Instruction: Lines that contain "result" are to be counted; give only their number.

Records excerpted from a collection
— BEGIN —

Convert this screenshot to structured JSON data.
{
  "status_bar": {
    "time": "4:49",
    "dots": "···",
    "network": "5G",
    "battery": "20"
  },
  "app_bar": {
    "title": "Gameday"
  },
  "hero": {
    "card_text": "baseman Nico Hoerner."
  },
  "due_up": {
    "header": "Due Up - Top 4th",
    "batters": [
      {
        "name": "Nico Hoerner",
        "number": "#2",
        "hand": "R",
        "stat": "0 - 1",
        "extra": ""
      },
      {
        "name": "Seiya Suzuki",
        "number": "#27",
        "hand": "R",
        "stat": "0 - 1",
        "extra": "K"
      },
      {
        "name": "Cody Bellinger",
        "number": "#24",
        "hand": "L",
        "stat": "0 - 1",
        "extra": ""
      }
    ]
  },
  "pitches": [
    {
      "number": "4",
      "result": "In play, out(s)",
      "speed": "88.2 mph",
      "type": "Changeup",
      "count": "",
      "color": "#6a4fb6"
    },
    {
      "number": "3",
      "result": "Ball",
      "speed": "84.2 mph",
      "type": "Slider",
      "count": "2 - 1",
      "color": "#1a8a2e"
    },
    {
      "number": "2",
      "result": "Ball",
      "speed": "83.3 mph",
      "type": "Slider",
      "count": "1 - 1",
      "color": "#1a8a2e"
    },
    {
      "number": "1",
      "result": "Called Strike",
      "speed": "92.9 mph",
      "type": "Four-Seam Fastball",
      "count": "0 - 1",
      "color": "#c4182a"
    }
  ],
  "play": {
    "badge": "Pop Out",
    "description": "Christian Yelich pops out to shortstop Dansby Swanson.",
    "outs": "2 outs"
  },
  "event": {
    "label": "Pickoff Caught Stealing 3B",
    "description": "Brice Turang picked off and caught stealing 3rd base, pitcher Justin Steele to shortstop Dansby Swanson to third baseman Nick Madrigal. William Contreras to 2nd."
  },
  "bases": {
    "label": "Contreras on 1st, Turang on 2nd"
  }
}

— END —
— BEGIN —

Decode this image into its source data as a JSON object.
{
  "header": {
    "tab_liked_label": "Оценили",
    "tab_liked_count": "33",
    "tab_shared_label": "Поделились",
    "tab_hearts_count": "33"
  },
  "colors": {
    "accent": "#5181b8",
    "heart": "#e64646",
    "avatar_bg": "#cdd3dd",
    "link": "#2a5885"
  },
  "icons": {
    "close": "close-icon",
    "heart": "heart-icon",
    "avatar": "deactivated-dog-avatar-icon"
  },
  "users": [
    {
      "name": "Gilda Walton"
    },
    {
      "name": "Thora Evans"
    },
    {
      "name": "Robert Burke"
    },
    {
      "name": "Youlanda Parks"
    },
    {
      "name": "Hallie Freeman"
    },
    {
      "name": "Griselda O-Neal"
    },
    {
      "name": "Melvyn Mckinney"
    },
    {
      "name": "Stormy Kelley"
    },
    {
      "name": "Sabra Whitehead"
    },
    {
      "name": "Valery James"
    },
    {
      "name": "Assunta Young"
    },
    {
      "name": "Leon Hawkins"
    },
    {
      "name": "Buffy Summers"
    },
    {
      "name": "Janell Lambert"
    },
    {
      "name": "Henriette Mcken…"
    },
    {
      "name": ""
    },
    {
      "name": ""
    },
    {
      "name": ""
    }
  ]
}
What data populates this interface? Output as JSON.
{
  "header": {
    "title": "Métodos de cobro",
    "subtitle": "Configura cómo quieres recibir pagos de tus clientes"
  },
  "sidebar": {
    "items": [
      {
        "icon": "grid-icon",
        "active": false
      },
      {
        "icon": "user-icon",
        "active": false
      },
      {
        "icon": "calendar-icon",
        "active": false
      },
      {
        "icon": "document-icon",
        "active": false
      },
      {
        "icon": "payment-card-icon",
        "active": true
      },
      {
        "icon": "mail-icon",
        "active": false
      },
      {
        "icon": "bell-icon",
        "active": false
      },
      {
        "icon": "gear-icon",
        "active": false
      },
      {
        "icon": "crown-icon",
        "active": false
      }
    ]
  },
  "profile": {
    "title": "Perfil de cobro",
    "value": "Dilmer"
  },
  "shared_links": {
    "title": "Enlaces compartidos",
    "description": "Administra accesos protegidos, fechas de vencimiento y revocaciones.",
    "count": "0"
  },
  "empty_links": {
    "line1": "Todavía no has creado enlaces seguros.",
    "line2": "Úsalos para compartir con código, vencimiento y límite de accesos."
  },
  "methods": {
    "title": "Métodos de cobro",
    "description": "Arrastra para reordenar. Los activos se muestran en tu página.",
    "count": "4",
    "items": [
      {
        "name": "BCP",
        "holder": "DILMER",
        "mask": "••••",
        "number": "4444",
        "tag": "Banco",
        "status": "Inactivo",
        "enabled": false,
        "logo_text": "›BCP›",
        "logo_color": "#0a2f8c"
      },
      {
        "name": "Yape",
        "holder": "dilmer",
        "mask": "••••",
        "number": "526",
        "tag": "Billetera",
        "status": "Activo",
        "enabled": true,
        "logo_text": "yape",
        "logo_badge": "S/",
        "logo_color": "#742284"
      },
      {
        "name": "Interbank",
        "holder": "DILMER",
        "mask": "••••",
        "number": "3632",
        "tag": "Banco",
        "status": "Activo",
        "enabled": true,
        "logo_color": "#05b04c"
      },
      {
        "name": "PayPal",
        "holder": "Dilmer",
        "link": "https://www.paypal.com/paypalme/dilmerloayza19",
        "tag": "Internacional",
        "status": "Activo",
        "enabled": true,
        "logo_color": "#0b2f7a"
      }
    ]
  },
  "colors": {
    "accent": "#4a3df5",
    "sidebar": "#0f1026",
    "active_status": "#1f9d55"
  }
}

— END —

Output for this task: 4